:: WHAT YOU NEED TO DO ::
Copy out each line of the material in which the word "title" appears.

:: TASK INPUT ::
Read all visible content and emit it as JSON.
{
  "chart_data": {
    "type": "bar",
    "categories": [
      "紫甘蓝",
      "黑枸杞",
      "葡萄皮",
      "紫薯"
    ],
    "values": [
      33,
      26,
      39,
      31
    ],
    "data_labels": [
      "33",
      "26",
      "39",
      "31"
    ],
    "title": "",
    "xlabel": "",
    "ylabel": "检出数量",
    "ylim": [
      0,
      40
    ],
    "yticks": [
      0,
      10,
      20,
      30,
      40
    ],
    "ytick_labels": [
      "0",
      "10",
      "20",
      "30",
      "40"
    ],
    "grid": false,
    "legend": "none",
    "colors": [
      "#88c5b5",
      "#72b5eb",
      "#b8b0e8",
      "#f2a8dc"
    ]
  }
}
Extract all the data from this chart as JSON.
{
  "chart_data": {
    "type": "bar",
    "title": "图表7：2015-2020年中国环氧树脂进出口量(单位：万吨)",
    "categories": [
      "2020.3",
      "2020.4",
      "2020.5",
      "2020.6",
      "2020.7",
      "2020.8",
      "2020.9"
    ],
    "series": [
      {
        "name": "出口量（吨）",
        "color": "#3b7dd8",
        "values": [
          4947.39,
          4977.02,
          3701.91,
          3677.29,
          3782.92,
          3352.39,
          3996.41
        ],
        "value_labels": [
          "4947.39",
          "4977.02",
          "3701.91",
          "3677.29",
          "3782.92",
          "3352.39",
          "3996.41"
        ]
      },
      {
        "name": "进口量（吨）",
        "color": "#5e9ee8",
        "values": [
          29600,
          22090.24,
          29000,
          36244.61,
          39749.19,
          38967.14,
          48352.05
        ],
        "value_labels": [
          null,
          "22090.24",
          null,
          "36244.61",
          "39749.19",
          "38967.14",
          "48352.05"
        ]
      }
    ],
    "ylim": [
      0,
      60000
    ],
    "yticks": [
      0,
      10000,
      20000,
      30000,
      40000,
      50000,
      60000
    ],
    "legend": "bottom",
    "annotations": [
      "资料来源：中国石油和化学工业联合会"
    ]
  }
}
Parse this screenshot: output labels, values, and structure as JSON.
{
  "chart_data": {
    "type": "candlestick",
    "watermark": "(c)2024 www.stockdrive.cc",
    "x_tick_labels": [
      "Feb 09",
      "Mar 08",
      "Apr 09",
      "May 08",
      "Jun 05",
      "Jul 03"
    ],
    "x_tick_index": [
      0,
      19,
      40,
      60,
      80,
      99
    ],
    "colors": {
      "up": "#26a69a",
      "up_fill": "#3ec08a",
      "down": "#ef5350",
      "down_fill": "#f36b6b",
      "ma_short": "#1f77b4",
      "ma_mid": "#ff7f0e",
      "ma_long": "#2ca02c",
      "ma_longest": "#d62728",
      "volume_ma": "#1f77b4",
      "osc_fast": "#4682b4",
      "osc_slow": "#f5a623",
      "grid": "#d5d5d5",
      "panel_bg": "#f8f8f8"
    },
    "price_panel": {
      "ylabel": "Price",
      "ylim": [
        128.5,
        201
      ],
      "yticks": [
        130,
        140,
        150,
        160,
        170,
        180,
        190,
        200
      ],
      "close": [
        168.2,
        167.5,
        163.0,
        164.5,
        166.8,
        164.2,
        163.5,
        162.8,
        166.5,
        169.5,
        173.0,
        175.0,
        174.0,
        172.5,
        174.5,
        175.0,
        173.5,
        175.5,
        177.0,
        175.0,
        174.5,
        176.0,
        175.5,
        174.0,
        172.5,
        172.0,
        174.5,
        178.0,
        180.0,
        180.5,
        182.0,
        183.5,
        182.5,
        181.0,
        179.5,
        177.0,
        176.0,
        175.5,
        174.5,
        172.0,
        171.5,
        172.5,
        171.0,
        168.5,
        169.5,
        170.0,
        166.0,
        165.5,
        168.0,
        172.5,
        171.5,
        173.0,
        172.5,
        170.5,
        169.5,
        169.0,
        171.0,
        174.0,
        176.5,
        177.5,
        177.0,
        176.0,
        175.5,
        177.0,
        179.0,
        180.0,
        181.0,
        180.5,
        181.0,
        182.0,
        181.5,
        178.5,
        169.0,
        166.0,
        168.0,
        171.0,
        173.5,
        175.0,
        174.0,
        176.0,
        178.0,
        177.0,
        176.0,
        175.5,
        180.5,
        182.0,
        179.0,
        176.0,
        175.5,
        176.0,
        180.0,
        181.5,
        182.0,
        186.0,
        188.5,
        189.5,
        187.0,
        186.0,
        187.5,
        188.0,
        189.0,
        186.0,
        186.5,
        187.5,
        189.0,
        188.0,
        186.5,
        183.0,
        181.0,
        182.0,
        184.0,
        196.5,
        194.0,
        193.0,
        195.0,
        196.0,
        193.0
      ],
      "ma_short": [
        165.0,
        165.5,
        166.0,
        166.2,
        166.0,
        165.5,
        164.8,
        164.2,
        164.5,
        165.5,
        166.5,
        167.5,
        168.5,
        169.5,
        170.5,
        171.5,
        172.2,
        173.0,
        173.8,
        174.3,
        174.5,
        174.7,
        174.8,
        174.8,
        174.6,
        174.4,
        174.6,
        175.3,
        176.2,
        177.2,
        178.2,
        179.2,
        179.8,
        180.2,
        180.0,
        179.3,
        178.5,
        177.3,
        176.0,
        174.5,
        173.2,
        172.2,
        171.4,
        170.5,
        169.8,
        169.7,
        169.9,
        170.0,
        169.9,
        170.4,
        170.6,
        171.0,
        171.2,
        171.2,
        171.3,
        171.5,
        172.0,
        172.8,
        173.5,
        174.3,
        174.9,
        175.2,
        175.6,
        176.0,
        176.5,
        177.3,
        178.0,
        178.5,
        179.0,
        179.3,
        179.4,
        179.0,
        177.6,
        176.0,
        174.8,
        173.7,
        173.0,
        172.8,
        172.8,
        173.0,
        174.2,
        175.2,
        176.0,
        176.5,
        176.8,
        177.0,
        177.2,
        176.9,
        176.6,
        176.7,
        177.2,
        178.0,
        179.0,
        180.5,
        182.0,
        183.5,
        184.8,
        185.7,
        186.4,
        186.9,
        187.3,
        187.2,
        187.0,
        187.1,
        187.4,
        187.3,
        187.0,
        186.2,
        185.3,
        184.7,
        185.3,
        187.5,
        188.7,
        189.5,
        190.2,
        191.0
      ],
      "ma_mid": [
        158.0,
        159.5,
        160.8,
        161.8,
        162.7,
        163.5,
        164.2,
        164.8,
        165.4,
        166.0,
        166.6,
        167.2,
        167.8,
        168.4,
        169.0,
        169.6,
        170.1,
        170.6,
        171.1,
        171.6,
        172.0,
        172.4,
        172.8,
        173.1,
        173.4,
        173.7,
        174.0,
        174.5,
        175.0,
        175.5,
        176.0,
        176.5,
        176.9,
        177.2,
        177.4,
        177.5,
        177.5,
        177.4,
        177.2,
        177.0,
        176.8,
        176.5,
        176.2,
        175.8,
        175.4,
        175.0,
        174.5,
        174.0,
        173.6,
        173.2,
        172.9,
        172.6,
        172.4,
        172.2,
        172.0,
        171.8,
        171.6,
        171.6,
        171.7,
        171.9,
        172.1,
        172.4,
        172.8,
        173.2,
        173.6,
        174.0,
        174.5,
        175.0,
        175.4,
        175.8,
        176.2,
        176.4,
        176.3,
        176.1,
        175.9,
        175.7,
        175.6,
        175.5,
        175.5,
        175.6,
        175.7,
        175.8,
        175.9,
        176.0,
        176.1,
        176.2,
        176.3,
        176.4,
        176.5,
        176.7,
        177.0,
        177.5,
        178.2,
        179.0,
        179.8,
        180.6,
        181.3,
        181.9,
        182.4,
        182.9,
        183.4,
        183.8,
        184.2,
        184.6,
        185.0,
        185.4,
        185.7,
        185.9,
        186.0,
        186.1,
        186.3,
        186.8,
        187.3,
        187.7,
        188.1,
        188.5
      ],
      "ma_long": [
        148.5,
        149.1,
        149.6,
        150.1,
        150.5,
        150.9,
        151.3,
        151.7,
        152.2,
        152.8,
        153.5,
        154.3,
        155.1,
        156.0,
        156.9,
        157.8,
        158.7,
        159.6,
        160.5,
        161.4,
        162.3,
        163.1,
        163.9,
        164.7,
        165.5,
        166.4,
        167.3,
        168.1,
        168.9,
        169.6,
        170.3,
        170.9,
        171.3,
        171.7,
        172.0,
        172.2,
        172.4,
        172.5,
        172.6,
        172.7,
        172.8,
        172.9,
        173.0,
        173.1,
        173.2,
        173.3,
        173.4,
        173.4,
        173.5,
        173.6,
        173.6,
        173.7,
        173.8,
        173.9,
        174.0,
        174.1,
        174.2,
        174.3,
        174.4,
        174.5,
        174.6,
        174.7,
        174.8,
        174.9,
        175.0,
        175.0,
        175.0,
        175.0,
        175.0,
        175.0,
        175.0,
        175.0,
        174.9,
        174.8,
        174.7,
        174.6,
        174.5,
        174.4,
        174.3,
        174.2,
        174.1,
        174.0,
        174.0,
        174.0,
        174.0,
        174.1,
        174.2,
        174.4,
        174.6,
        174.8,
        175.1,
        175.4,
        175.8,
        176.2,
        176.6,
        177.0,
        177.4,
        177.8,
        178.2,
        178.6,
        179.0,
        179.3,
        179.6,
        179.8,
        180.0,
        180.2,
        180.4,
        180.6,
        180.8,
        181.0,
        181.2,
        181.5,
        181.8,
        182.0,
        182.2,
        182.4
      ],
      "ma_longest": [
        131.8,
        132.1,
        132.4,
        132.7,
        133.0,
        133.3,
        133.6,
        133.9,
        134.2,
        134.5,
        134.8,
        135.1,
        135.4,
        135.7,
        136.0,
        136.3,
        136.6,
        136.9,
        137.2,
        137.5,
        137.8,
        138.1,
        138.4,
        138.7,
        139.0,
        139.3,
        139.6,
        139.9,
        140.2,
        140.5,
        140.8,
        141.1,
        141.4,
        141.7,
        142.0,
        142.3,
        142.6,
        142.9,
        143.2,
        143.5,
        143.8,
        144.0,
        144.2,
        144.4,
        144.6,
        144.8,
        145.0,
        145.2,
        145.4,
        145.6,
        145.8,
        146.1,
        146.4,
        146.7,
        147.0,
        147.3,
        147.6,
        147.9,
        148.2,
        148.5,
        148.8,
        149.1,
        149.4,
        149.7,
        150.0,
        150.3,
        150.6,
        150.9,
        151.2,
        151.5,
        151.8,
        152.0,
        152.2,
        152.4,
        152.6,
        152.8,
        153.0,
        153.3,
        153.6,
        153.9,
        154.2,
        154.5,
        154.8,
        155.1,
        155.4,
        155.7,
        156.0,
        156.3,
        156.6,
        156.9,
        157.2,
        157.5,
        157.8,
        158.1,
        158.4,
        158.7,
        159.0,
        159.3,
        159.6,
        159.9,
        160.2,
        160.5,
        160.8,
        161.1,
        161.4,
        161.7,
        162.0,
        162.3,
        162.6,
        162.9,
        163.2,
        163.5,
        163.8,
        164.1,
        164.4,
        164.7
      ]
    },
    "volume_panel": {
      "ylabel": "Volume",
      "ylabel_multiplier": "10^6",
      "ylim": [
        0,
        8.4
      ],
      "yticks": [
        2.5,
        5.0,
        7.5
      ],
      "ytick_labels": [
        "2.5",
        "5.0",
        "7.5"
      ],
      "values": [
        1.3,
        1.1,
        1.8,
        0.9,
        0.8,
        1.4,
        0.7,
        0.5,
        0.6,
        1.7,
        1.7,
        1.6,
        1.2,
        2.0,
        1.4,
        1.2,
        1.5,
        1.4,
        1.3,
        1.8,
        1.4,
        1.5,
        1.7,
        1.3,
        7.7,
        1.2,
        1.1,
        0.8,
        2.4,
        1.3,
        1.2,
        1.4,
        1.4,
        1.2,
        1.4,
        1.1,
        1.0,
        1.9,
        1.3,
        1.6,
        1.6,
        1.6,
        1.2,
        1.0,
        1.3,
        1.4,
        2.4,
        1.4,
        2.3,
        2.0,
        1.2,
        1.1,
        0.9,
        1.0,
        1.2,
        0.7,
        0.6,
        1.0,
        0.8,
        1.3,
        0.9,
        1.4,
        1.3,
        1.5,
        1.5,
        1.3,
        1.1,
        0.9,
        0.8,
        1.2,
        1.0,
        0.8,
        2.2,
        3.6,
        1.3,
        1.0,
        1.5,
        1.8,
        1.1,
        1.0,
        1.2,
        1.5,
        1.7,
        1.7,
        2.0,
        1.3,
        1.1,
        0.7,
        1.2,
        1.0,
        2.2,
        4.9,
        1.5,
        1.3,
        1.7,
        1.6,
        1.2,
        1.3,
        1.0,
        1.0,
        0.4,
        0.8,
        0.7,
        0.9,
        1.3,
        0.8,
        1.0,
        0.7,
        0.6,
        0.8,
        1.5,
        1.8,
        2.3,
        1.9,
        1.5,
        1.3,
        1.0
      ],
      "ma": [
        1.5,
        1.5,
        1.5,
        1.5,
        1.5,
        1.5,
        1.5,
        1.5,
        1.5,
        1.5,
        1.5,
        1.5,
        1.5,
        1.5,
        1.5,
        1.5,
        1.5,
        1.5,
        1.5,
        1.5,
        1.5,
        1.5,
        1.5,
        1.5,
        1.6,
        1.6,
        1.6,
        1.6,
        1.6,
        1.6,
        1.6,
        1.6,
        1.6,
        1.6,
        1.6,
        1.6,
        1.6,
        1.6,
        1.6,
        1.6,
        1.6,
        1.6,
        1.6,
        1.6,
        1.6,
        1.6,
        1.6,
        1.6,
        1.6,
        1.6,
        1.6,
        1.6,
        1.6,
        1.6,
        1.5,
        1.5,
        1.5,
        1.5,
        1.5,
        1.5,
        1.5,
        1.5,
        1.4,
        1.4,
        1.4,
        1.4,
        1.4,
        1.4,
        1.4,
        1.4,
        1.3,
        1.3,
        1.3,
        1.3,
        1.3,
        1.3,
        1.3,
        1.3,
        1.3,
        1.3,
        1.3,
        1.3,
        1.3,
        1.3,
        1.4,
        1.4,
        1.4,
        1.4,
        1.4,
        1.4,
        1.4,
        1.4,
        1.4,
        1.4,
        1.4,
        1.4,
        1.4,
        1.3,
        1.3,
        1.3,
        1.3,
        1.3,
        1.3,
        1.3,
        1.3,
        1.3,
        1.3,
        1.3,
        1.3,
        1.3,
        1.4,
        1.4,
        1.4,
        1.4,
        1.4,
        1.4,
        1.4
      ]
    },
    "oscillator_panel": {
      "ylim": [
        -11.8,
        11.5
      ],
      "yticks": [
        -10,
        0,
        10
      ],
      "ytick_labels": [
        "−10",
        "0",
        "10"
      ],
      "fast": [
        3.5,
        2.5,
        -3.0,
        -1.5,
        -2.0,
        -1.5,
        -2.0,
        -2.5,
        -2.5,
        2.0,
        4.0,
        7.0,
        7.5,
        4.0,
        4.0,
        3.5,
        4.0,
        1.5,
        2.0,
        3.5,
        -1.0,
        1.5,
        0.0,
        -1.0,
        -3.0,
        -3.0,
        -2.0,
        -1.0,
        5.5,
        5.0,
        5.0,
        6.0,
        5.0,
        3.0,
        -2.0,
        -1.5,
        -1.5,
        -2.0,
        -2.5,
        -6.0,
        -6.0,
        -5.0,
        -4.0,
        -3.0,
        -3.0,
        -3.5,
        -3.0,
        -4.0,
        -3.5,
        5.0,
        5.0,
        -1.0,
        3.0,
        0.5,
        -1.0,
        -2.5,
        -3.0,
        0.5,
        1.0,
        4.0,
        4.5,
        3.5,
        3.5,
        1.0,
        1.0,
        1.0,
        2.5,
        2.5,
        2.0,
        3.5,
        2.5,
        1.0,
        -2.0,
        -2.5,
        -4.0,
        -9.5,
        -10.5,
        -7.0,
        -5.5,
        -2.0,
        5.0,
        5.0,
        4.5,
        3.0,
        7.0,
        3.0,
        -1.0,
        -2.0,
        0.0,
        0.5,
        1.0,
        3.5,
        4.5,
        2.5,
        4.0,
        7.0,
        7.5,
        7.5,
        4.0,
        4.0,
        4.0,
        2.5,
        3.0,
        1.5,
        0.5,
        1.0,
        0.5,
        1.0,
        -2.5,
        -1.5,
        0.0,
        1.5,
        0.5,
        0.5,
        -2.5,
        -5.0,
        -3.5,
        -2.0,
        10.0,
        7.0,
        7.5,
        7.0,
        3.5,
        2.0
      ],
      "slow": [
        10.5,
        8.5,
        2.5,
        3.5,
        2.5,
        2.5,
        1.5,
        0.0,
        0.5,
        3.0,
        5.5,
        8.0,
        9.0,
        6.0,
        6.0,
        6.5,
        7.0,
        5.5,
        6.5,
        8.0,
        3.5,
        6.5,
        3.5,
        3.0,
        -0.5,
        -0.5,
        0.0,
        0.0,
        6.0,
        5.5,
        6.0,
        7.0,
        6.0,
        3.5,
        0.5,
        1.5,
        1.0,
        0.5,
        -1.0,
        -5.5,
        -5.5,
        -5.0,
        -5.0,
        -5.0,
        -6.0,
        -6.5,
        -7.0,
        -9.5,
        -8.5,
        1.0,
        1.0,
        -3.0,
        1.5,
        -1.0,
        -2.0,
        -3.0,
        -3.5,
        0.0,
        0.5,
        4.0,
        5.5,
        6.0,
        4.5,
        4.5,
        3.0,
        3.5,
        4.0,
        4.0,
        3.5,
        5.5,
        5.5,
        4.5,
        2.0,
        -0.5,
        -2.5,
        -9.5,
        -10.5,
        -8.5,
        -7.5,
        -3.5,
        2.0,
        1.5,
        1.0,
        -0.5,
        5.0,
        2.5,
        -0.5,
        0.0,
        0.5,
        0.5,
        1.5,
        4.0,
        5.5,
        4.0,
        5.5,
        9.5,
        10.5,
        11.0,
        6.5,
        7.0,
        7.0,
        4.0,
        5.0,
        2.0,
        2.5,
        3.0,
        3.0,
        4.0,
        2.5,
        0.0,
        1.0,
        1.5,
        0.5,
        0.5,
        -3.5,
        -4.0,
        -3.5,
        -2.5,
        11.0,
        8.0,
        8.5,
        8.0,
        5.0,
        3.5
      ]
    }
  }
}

:: THE OUTPUT ::
    "title": "",
    "title": "图表7：2015-2020年中国环氧树脂进出口量(单位：万吨)",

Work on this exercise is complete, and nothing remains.